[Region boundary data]
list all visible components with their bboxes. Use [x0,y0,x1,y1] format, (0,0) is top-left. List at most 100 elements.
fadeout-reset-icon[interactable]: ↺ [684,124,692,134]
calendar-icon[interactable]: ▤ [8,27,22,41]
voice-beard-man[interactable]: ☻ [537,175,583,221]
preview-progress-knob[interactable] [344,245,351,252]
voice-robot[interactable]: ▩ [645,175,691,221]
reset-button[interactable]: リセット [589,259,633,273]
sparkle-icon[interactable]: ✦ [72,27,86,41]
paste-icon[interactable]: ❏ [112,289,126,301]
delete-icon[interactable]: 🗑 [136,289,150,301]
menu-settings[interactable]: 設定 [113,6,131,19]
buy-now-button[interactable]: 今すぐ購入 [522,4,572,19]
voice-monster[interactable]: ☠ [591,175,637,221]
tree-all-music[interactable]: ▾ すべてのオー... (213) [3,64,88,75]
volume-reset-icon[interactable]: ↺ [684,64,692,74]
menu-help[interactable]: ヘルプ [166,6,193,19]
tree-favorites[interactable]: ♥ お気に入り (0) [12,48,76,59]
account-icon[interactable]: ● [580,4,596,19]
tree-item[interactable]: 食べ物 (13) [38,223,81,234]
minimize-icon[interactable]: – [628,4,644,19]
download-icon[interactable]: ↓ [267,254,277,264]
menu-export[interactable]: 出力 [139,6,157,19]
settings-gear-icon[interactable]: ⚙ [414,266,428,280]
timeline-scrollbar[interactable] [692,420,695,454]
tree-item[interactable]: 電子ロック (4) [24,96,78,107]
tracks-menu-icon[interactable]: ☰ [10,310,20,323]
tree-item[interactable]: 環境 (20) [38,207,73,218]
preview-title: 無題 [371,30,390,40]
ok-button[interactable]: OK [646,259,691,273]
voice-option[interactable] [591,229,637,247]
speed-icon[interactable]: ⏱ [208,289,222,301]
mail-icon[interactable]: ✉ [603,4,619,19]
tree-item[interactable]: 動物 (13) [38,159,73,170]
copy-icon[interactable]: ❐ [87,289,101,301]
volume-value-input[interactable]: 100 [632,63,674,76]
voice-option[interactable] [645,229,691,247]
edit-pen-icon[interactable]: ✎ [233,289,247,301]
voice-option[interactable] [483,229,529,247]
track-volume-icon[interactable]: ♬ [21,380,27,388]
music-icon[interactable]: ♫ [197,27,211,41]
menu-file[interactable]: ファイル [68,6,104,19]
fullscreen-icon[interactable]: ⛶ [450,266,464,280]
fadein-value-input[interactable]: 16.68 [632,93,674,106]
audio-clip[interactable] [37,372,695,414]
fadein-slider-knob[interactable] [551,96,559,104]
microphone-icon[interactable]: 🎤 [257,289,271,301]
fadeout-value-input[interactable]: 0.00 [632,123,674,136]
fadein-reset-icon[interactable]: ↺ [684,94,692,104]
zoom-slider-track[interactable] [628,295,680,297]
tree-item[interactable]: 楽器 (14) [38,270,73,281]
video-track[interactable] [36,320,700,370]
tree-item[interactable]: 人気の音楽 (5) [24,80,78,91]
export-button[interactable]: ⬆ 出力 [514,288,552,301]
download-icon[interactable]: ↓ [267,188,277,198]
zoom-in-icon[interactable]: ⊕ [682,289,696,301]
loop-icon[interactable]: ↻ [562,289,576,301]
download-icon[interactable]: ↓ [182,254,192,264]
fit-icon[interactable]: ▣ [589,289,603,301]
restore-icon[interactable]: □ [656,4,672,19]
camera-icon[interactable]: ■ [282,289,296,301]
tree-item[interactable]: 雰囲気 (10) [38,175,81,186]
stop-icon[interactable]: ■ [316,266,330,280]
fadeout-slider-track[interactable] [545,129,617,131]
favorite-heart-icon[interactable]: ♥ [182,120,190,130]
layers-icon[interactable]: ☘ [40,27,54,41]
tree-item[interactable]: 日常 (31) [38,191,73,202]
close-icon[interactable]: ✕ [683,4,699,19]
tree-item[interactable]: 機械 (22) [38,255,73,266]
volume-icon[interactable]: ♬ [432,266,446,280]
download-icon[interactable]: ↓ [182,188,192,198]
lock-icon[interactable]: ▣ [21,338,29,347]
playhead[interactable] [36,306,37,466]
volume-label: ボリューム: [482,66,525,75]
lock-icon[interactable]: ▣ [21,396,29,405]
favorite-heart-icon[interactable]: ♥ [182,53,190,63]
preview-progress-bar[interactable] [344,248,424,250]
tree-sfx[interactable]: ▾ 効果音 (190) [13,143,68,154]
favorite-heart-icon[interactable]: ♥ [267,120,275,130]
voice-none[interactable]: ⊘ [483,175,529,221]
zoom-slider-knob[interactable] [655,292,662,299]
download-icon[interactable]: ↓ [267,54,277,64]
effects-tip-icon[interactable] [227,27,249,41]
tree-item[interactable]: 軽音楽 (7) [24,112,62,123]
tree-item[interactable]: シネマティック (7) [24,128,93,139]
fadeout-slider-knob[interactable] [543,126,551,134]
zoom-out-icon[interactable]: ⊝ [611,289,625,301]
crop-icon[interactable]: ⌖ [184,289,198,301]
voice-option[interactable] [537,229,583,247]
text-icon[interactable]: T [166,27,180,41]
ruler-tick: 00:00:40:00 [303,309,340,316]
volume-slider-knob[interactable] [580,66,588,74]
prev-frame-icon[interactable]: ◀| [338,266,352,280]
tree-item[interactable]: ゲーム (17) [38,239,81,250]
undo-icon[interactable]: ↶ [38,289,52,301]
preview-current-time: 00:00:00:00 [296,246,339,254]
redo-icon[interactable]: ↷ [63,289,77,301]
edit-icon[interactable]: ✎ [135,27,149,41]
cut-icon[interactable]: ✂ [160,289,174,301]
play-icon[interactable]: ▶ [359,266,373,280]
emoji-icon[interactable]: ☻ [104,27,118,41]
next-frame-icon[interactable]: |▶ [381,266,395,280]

# STATED GOAL:
Please copy all of the lines above character for character, with nothing changed.

# TASK ANSWER:
list all visible components with their bboxes. Use [x0,y0,x1,y1] format, (0,0) is top-left. List at most 100 elements.
fadeout-reset-icon[interactable]: ↺ [684,124,692,134]
calendar-icon[interactable]: ▤ [8,27,22,41]
voice-beard-man[interactable]: ☻ [537,175,583,221]
preview-progress-knob[interactable] [344,245,351,252]
voice-robot[interactable]: ▩ [645,175,691,221]
reset-button[interactable]: リセット [589,259,633,273]
sparkle-icon[interactable]: ✦ [72,27,86,41]
paste-icon[interactable]: ❏ [112,289,126,301]
delete-icon[interactable]: 🗑 [136,289,150,301]
menu-settings[interactable]: 設定 [113,6,131,19]
buy-now-button[interactable]: 今すぐ購入 [522,4,572,19]
voice-monster[interactable]: ☠ [591,175,637,221]
tree-all-music[interactable]: ▾ すべてのオー... (213) [3,64,88,75]
volume-reset-icon[interactable]: ↺ [684,64,692,74]
menu-help[interactable]: ヘルプ [166,6,193,19]
tree-favorites[interactable]: ♥ お気に入り (0) [12,48,76,59]
account-icon[interactable]: ● [580,4,596,19]
tree-item[interactable]: 食べ物 (13) [38,223,81,234]
minimize-icon[interactable]: – [628,4,644,19]
download-icon[interactable]: ↓ [267,254,277,264]
menu-export[interactable]: 出力 [139,6,157,19]
settings-gear-icon[interactable]: ⚙ [414,266,428,280]
timeline-scrollbar[interactable] [692,420,695,454]
tree-item[interactable]: 電子ロック (4) [24,96,78,107]
tracks-menu-icon[interactable]: ☰ [10,310,20,323]
tree-item[interactable]: 環境 (20) [38,207,73,218]
preview-title: 無題 [371,30,390,40]
ok-button[interactable]: OK [646,259,691,273]
voice-option[interactable] [591,229,637,247]
speed-icon[interactable]: ⏱ [208,289,222,301]
mail-icon[interactable]: ✉ [603,4,619,19]
tree-item[interactable]: 動物 (13) [38,159,73,170]
copy-icon[interactable]: ❐ [87,289,101,301]
volume-value-input[interactable]: 100 [632,63,674,76]
voice-option[interactable] [645,229,691,247]
edit-pen-icon[interactable]: ✎ [233,289,247,301]
voice-option[interactable] [483,229,529,247]
track-volume-icon[interactable]: ♬ [21,380,27,388]
music-icon[interactable]: ♫ [197,27,211,41]
menu-file[interactable]: ファイル [68,6,104,19]
fullscreen-icon[interactable]: ⛶ [450,266,464,280]
fadein-value-input[interactable]: 16.68 [632,93,674,106]
audio-clip[interactable] [37,372,695,414]
fadein-slider-knob[interactable] [551,96,559,104]
microphone-icon[interactable]: 🎤 [257,289,271,301]
fadeout-value-input[interactable]: 0.00 [632,123,674,136]
fadein-reset-icon[interactable]: ↺ [684,94,692,104]
zoom-slider-track[interactable] [628,295,680,297]
tree-item[interactable]: 楽器 (14) [38,270,73,281]
video-track[interactable] [36,320,700,370]
tree-item[interactable]: 人気の音楽 (5) [24,80,78,91]
export-button[interactable]: ⬆ 出力 [514,288,552,301]
download-icon[interactable]: ↓ [267,188,277,198]
zoom-in-icon[interactable]: ⊕ [682,289,696,301]
loop-icon[interactable]: ↻ [562,289,576,301]
download-icon[interactable]: ↓ [182,254,192,264]
fit-icon[interactable]: ▣ [589,289,603,301]
restore-icon[interactable]: □ [656,4,672,19]
camera-icon[interactable]: ■ [282,289,296,301]
tree-item[interactable]: 雰囲気 (10) [38,175,81,186]
stop-icon[interactable]: ■ [316,266,330,280]
fadeout-slider-track[interactable] [545,129,617,131]
favorite-heart-icon[interactable]: ♥ [182,120,190,130]
layers-icon[interactable]: ☘ [40,27,54,41]
tree-item[interactable]: 日常 (31) [38,191,73,202]
close-icon[interactable]: ✕ [683,4,699,19]
tree-item[interactable]: 機械 (22) [38,255,73,266]
volume-icon[interactable]: ♬ [432,266,446,280]
download-icon[interactable]: ↓ [182,188,192,198]
lock-icon[interactable]: ▣ [21,338,29,347]
playhead[interactable] [36,306,37,466]
volume-label: ボリューム: [482,66,525,75]
lock-icon[interactable]: ▣ [21,396,29,405]
favorite-heart-icon[interactable]: ♥ [182,53,190,63]
preview-progress-bar[interactable] [344,248,424,250]
tree-sfx[interactable]: ▾ 効果音 (190) [13,143,68,154]
favorite-heart-icon[interactable]: ♥ [267,120,275,130]
voice-none[interactable]: ⊘ [483,175,529,221]
zoom-slider-knob[interactable] [655,292,662,299]
download-icon[interactable]: ↓ [267,54,277,64]
effects-tip-icon[interactable] [227,27,249,41]
tree-item[interactable]: 軽音楽 (7) [24,112,62,123]
tree-item[interactable]: シネマティック (7) [24,128,93,139]
fadeout-slider-knob[interactable] [543,126,551,134]
zoom-out-icon[interactable]: ⊝ [611,289,625,301]
crop-icon[interactable]: ⌖ [184,289,198,301]
voice-option[interactable] [537,229,583,247]
text-icon[interactable]: T [166,27,180,41]
ruler-tick: 00:00:40:00 [303,309,340,316]
volume-slider-knob[interactable] [580,66,588,74]
prev-frame-icon[interactable]: ◀| [338,266,352,280]
tree-item[interactable]: ゲーム (17) [38,239,81,250]
undo-icon[interactable]: ↶ [38,289,52,301]
preview-current-time: 00:00:00:00 [296,246,339,254]
redo-icon[interactable]: ↷ [63,289,77,301]
edit-icon[interactable]: ✎ [135,27,149,41]
cut-icon[interactable]: ✂ [160,289,174,301]
play-icon[interactable]: ▶ [359,266,373,280]
emoji-icon[interactable]: ☻ [104,27,118,41]
next-frame-icon[interactable]: |▶ [381,266,395,280]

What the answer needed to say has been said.